◆ Task requirements ◆
Turn every line of the listing below into a JSON list of strings, one string per line, skipping blank lines and leaving out the pictures.
-------- Supplied data
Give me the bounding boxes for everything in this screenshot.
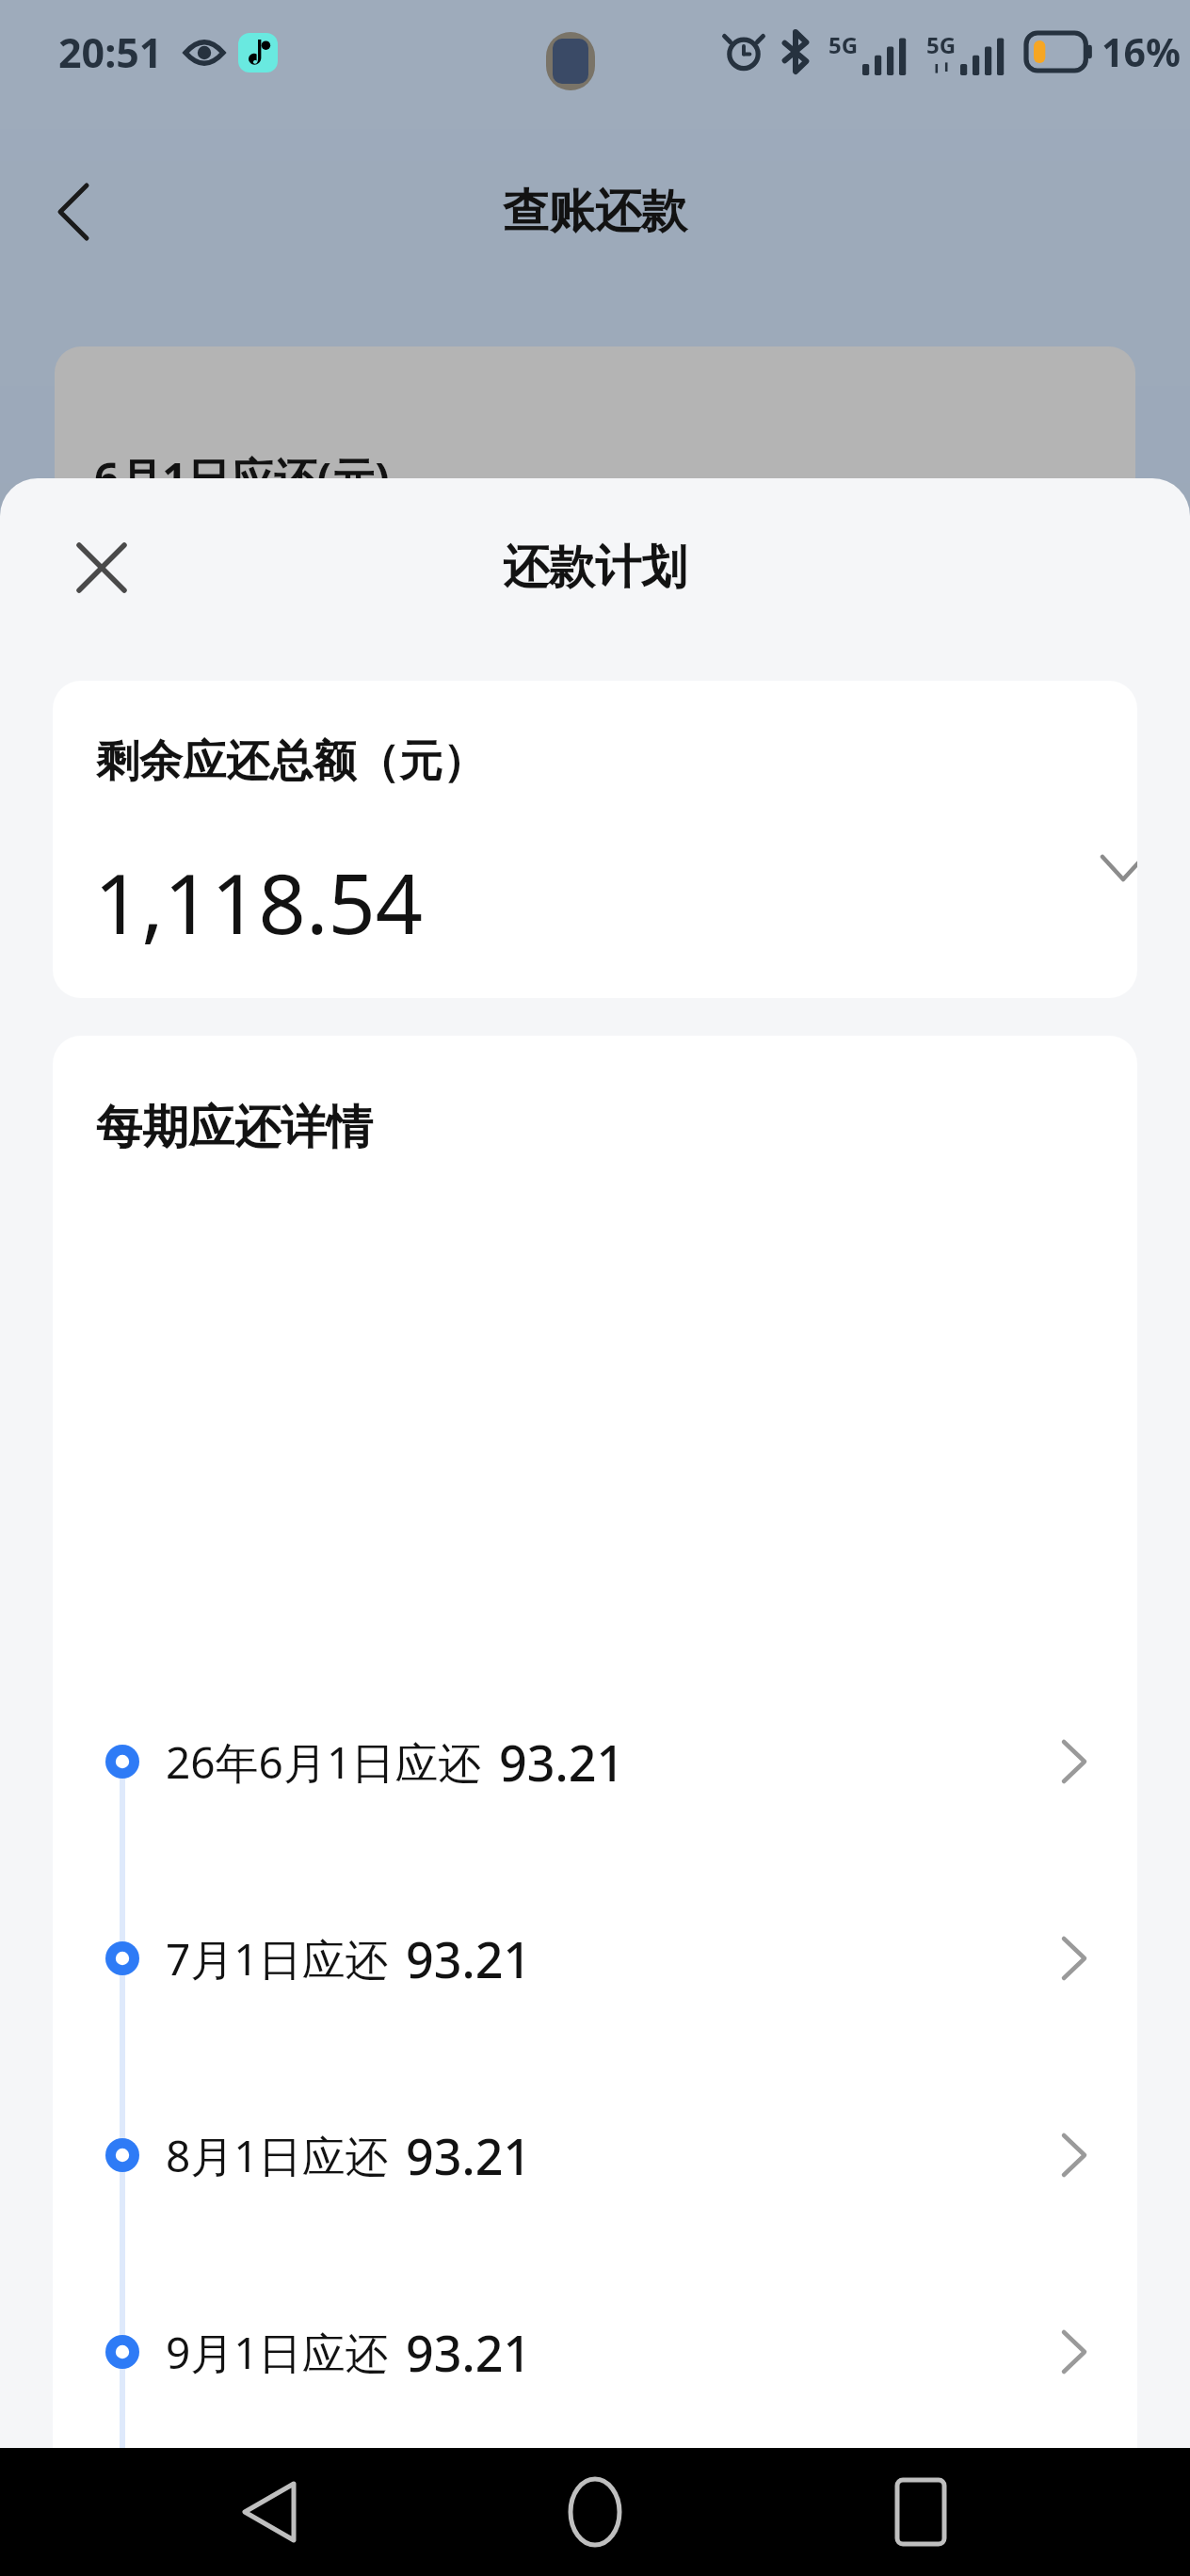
- staticText: 93.21: [406, 2319, 532, 2386]
- button[interactable]: Recents: [864, 2455, 977, 2568]
- staticText: 7月1日应还: [166, 1929, 389, 1988]
- staticText: 每期应还详情: [96, 1099, 373, 1157]
- button[interactable]: 剩余应还总额（元）: [53, 681, 1137, 998]
- staticText: 查账还款: [503, 183, 687, 241]
- other: Details: [1032, 1916, 1117, 2001]
- staticText: 剩余应还总额（元）: [96, 734, 486, 789]
- button[interactable]: Home: [539, 2455, 651, 2568]
- button[interactable]: Back: [213, 2455, 326, 2568]
- button[interactable]: 26年6月1日应还: [53, 1686, 1137, 1837]
- staticText: 20:51: [58, 24, 163, 80]
- staticText: 26年6月1日应还: [166, 1732, 482, 1792]
- staticText: 10月1日应还: [166, 2520, 413, 2576]
- button[interactable]: Close: [55, 521, 149, 615]
- staticText: 8月1日应还: [166, 2126, 389, 2185]
- staticText: 9月1日应还: [166, 2323, 389, 2382]
- button[interactable]: 9月1日应还: [53, 2277, 1137, 2427]
- staticText: 5G: [926, 29, 957, 60]
- button[interactable]: 10月1日应还: [53, 2473, 1137, 2576]
- other: Details: [1032, 2113, 1117, 2198]
- button[interactable]: 8月1日应还: [53, 2080, 1137, 2230]
- button[interactable]: 7月1日应还: [53, 1883, 1137, 2034]
- staticText: 6月1日应还(元): [94, 448, 390, 507]
- staticText: 16%: [1102, 25, 1181, 78]
- staticText: 5G: [828, 29, 859, 60]
- other: Details: [1032, 1719, 1117, 1804]
- other: Expand: [1071, 816, 1137, 920]
- staticText: 93.21: [406, 2122, 532, 2189]
- staticText: 93.21: [499, 1729, 625, 1795]
- staticText: 还款计划: [503, 539, 687, 597]
- staticText: 1,118.54: [94, 845, 424, 958]
- staticText: 93.21: [406, 1925, 532, 1992]
- other: Details: [1032, 2310, 1117, 2394]
- button[interactable]: Back: [28, 167, 119, 257]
----------------
◆ Response to the task ◆
[
  "Give me the bounding boxes for everything in this screenshot.",
  "- staticText: 93.21: [406, 2319, 532, 2386]",
  "- button[interactable]: Recents: [864, 2455, 977, 2568]",
  "- staticText: 7月1日应还: [166, 1929, 389, 1988]",
  "- staticText: 每期应还详情: [96, 1099, 373, 1157]",
  "- button[interactable]: 剩余应还总额（元）: [53, 681, 1137, 998]",
  "- staticText: 查账还款: [503, 183, 687, 241]",
  "- other: Details: [1032, 1916, 1117, 2001]",
  "- staticText: 剩余应还总额（元）: [96, 734, 486, 789]",
  "- button[interactable]: Home: [539, 2455, 651, 2568]",
  "- button[interactable]: Back: [213, 2455, 326, 2568]",
  "- button[interactable]: 26年6月1日应还: [53, 1686, 1137, 1837]",
  "- staticText: 20:51: [58, 24, 163, 80]",
  "- staticText: 26年6月1日应还: [166, 1732, 482, 1792]",
  "- staticText: 10月1日应还: [166, 2520, 413, 2576]",
  "- button[interactable]: Close: [55, 521, 149, 615]",
  "- staticText: 8月1日应还: [166, 2126, 389, 2185]",
  "- staticText: 9月1日应还: [166, 2323, 389, 2382]",
  "- button[interactable]: 9月1日应还: [53, 2277, 1137, 2427]",
  "- staticText: 5G: [926, 29, 957, 60]",
  "- button[interactable]: 10月1日应还: [53, 2473, 1137, 2576]",
  "- other: Details: [1032, 2113, 1117, 2198]",
  "- button[interactable]: 8月1日应还: [53, 2080, 1137, 2230]",
  "- button[interactable]: 7月1日应还: [53, 1883, 1137, 2034]",
  "- staticText: 6月1日应还(元): [94, 448, 390, 507]",
  "- staticText: 16%: [1102, 25, 1181, 78]",
  "- staticText: 5G: [828, 29, 859, 60]",
  "- other: Details: [1032, 1719, 1117, 1804]",
  "- other: Expand: [1071, 816, 1137, 920]",
  "- staticText: 93.21: [406, 2122, 532, 2189]",
  "- staticText: 93.21: [499, 1729, 625, 1795]",
  "- staticText: 还款计划: [503, 539, 687, 597]",
  "- staticText: 1,118.54: [94, 845, 424, 958]",
  "- staticText: 93.21: [406, 1925, 532, 1992]",
  "- other: Details: [1032, 2310, 1117, 2394]",
  "- button[interactable]: Back: [28, 167, 119, 257]"
]